Requirements >> Reproduce the data that follows in its entirety, character for character.

Input for this task >>
--*--

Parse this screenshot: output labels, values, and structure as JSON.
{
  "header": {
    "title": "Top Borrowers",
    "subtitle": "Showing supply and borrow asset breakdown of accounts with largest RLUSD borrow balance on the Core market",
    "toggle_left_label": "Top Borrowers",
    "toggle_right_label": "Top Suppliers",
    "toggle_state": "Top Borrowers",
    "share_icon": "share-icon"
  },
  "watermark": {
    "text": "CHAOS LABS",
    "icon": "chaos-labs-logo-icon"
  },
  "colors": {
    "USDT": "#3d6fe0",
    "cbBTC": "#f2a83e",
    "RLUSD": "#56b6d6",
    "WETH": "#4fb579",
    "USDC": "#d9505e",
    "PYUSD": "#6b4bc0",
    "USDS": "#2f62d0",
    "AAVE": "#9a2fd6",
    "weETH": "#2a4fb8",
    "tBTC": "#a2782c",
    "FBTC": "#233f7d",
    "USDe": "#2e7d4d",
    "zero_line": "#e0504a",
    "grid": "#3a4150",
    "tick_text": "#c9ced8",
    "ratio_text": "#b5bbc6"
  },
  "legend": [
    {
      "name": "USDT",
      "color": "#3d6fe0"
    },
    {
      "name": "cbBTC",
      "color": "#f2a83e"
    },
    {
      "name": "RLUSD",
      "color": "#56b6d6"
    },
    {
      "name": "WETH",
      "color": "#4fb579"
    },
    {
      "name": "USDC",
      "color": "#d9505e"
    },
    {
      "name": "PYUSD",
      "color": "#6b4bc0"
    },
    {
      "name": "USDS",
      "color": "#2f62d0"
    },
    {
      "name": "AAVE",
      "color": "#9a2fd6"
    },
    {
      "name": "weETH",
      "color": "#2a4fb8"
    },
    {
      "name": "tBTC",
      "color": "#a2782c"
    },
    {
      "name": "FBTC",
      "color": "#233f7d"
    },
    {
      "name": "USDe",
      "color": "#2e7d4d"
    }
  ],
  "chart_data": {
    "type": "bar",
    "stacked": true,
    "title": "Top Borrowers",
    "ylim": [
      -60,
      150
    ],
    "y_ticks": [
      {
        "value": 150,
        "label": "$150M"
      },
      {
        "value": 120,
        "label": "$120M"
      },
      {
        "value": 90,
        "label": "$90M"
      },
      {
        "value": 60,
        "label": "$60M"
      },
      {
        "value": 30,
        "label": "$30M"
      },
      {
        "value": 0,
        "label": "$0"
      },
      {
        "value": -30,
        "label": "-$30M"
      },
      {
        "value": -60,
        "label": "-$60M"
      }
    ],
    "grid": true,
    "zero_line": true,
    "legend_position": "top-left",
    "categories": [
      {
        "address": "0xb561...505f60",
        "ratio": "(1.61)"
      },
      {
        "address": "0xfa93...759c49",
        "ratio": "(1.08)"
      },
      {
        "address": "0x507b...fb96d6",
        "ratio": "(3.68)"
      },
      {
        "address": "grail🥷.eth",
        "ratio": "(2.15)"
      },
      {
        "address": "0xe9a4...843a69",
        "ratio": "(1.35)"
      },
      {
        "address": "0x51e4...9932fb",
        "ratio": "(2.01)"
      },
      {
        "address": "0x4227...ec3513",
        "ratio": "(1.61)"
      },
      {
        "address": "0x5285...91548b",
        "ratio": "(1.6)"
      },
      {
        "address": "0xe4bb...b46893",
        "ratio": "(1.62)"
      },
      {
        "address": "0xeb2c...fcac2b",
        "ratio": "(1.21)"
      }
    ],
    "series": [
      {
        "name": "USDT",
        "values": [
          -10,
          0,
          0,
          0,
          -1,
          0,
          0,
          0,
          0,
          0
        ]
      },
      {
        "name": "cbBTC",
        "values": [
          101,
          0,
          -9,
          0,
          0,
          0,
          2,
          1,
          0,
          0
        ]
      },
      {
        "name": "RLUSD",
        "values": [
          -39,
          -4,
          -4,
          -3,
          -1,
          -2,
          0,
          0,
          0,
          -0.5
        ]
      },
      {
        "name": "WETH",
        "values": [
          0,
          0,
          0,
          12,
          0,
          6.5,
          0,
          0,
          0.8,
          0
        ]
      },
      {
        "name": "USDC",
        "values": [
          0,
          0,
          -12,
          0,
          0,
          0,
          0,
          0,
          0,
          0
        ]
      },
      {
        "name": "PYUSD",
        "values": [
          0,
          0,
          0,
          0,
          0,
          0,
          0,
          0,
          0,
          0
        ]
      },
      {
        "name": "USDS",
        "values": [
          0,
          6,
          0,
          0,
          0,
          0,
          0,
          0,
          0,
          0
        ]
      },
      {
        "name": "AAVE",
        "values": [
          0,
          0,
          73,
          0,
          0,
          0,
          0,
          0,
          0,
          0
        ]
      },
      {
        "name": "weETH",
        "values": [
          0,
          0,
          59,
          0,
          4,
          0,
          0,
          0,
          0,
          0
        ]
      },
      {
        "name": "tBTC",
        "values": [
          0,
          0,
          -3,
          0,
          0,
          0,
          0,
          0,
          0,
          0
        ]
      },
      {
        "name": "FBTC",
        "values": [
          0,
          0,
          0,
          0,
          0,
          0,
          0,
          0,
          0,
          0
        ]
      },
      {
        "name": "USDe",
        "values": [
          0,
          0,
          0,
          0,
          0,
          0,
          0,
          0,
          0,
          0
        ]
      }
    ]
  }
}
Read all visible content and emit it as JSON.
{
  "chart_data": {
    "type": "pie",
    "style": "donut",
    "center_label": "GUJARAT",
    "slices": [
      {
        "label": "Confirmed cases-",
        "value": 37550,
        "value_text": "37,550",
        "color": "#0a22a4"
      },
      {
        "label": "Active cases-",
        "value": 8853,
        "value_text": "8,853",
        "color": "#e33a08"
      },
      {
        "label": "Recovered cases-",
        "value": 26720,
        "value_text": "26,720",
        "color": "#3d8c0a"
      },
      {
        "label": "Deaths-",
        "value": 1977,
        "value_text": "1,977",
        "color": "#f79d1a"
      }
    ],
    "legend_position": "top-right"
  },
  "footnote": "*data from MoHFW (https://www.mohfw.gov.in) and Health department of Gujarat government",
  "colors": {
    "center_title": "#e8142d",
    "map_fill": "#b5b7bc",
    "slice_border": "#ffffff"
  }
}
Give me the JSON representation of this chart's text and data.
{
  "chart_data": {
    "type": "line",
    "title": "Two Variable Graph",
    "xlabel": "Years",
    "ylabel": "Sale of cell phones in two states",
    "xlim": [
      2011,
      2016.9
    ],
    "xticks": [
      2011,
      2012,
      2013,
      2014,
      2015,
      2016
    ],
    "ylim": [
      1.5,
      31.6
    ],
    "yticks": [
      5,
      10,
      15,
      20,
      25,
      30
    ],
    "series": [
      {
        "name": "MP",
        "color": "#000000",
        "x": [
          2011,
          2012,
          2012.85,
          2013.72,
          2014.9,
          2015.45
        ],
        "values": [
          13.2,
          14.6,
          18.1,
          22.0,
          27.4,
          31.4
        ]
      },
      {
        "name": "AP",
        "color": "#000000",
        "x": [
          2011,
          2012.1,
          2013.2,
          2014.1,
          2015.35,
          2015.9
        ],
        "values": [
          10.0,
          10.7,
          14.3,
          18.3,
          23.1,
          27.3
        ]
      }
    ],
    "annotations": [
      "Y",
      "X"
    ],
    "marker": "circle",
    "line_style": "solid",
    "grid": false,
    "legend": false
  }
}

--*--

The answer >>
Parse this screenshot: output labels, values, and structure as JSON.
{
  "header": {
    "title": "Top Borrowers",
    "subtitle": "Showing supply and borrow asset breakdown of accounts with largest RLUSD borrow balance on the Core market",
    "toggle_left_label": "Top Borrowers",
    "toggle_right_label": "Top Suppliers",
    "toggle_state": "Top Borrowers",
    "share_icon": "share-icon"
  },
  "watermark": {
    "text": "CHAOS LABS",
    "icon": "chaos-labs-logo-icon"
  },
  "colors": {
    "USDT": "#3d6fe0",
    "cbBTC": "#f2a83e",
    "RLUSD": "#56b6d6",
    "WETH": "#4fb579",
    "USDC": "#d9505e",
    "PYUSD": "#6b4bc0",
    "USDS": "#2f62d0",
    "AAVE": "#9a2fd6",
    "weETH": "#2a4fb8",
    "tBTC": "#a2782c",
    "FBTC": "#233f7d",
    "USDe": "#2e7d4d",
    "zero_line": "#e0504a",
    "grid": "#3a4150",
    "tick_text": "#c9ced8",
    "ratio_text": "#b5bbc6"
  },
  "legend": [
    {
      "name": "USDT",
      "color": "#3d6fe0"
    },
    {
      "name": "cbBTC",
      "color": "#f2a83e"
    },
    {
      "name": "RLUSD",
      "color": "#56b6d6"
    },
    {
      "name": "WETH",
      "color": "#4fb579"
    },
    {
      "name": "USDC",
      "color": "#d9505e"
    },
    {
      "name": "PYUSD",
      "color": "#6b4bc0"
    },
    {
      "name": "USDS",
      "color": "#2f62d0"
    },
    {
      "name": "AAVE",
      "color": "#9a2fd6"
    },
    {
      "name": "weETH",
      "color": "#2a4fb8"
    },
    {
      "name": "tBTC",
      "color": "#a2782c"
    },
    {
      "name": "FBTC",
      "color": "#233f7d"
    },
    {
      "name": "USDe",
      "color": "#2e7d4d"
    }
  ],
  "chart_data": {
    "type": "bar",
    "stacked": true,
    "title": "Top Borrowers",
    "ylim": [
      -60,
      150
    ],
    "y_ticks": [
      {
        "value": 150,
        "label": "$150M"
      },
      {
        "value": 120,
        "label": "$120M"
      },
      {
        "value": 90,
        "label": "$90M"
      },
      {
        "value": 60,
        "label": "$60M"
      },
      {
        "value": 30,
        "label": "$30M"
      },
      {
        "value": 0,
        "label": "$0"
      },
      {
        "value": -30,
        "label": "-$30M"
      },
      {
        "value": -60,
        "label": "-$60M"
      }
    ],
    "grid": true,
    "zero_line": true,
    "legend_position": "top-left",
    "categories": [
      {
        "address": "0xb561...505f60",
        "ratio": "(1.61)"
      },
      {
        "address": "0xfa93...759c49",
        "ratio": "(1.08)"
      },
      {
        "address": "0x507b...fb96d6",
        "ratio": "(3.68)"
      },
      {
        "address": "grail🥷.eth",
        "ratio": "(2.15)"
      },
      {
        "address": "0xe9a4...843a69",
        "ratio": "(1.35)"
      },
      {
        "address": "0x51e4...9932fb",
        "ratio": "(2.01)"
      },
      {
        "address": "0x4227...ec3513",
        "ratio": "(1.61)"
      },
      {
        "address": "0x5285...91548b",
        "ratio": "(1.6)"
      },
      {
        "address": "0xe4bb...b46893",
        "ratio": "(1.62)"
      },
      {
        "address": "0xeb2c...fcac2b",
        "ratio": "(1.21)"
      }
    ],
    "series": [
      {
        "name": "USDT",
        "values": [
          -10,
          0,
          0,
          0,
          -1,
          0,
          0,
          0,
          0,
          0
        ]
      },
      {
        "name": "cbBTC",
        "values": [
          101,
          0,
          -9,
          0,
          0,
          0,
          2,
          1,
          0,
          0
        ]
      },
      {
        "name": "RLUSD",
        "values": [
          -39,
          -4,
          -4,
          -3,
          -1,
          -2,
          0,
          0,
          0,
          -0.5
        ]
      },
      {
        "name": "WETH",
        "values": [
          0,
          0,
          0,
          12,
          0,
          6.5,
          0,
          0,
          0.8,
          0
        ]
      },
      {
        "name": "USDC",
        "values": [
          0,
          0,
          -12,
          0,
          0,
          0,
          0,
          0,
          0,
          0
        ]
      },
      {
        "name": "PYUSD",
        "values": [
          0,
          0,
          0,
          0,
          0,
          0,
          0,
          0,
          0,
          0
        ]
      },
      {
        "name": "USDS",
        "values": [
          0,
          6,
          0,
          0,
          0,
          0,
          0,
          0,
          0,
          0
        ]
      },
      {
        "name": "AAVE",
        "values": [
          0,
          0,
          73,
          0,
          0,
          0,
          0,
          0,
          0,
          0
        ]
      },
      {
        "name": "weETH",
        "values": [
          0,
          0,
          59,
          0,
          4,
          0,
          0,
          0,
          0,
          0
        ]
      },
      {
        "name": "tBTC",
        "values": [
          0,
          0,
          -3,
          0,
          0,
          0,
          0,
          0,
          0,
          0
        ]
      },
      {
        "name": "FBTC",
        "values": [
          0,
          0,
          0,
          0,
          0,
          0,
          0,
          0,
          0,
          0
        ]
      },
      {
        "name": "USDe",
        "values": [
          0,
          0,
          0,
          0,
          0,
          0,
          0,
          0,
          0,
          0
        ]
      }
    ]
  }
}
Read all visible content and emit it as JSON.
{
  "chart_data": {
    "type": "pie",
    "style": "donut",
    "center_label": "GUJARAT",
    "slices": [
      {
        "label": "Confirmed cases-",
        "value": 37550,
        "value_text": "37,550",
        "color": "#0a22a4"
      },
      {
        "label": "Active cases-",
        "value": 8853,
        "value_text": "8,853",
        "color": "#e33a08"
      },
      {
        "label": "Recovered cases-",
        "value": 26720,
        "value_text": "26,720",
        "color": "#3d8c0a"
      },
      {
        "label": "Deaths-",
        "value": 1977,
        "value_text": "1,977",
        "color": "#f79d1a"
      }
    ],
    "legend_position": "top-right"
  },
  "footnote": "*data from MoHFW (https://www.mohfw.gov.in) and Health department of Gujarat government",
  "colors": {
    "center_title": "#e8142d",
    "map_fill": "#b5b7bc",
    "slice_border": "#ffffff"
  }
}
Give me the JSON representation of this chart's text and data.
{
  "chart_data": {
    "type": "line",
    "title": "Two Variable Graph",
    "xlabel": "Years",
    "ylabel": "Sale of cell phones in two states",
    "xlim": [
      2011,
      2016.9
    ],
    "xticks": [
      2011,
      2012,
      2013,
      2014,
      2015,
      2016
    ],
    "ylim": [
      1.5,
      31.6
    ],
    "yticks": [
      5,
      10,
      15,
      20,
      25,
      30
    ],
    "series": [
      {
        "name": "MP",
        "color": "#000000",
        "x": [
          2011,
          2012,
          2012.85,
          2013.72,
          2014.9,
          2015.45
        ],
        "values": [
          13.2,
          14.6,
          18.1,
          22.0,
          27.4,
          31.4
        ]
      },
      {
        "name": "AP",
        "color": "#000000",
        "x": [
          2011,
          2012.1,
          2013.2,
          2014.1,
          2015.35,
          2015.9
        ],
        "values": [
          10.0,
          10.7,
          14.3,
          18.3,
          23.1,
          27.3
        ]
      }
    ],
    "annotations": [
      "Y",
      "X"
    ],
    "marker": "circle",
    "line_style": "solid",
    "grid": false,
    "legend": false
  }
}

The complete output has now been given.